DATA EXCERPTS:
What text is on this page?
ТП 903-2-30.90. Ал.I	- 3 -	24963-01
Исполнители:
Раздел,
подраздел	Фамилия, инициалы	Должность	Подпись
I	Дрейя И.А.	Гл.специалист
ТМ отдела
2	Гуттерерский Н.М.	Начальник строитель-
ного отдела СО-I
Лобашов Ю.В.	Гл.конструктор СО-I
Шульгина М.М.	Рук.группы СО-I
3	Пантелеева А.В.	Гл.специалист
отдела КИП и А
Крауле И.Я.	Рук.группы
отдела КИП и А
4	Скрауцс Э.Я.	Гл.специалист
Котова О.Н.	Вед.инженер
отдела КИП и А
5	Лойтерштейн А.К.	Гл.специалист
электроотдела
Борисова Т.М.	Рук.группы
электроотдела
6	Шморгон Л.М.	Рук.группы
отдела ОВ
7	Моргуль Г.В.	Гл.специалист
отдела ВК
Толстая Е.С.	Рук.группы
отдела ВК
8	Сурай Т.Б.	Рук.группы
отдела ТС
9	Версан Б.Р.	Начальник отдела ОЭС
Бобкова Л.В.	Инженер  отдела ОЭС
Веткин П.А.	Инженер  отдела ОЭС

TASK INSTRUCTIONS: Look through the entries and work out how many lines have the word "специалист" in them; reply with that number only.

WRITTEN RESPONSE: 5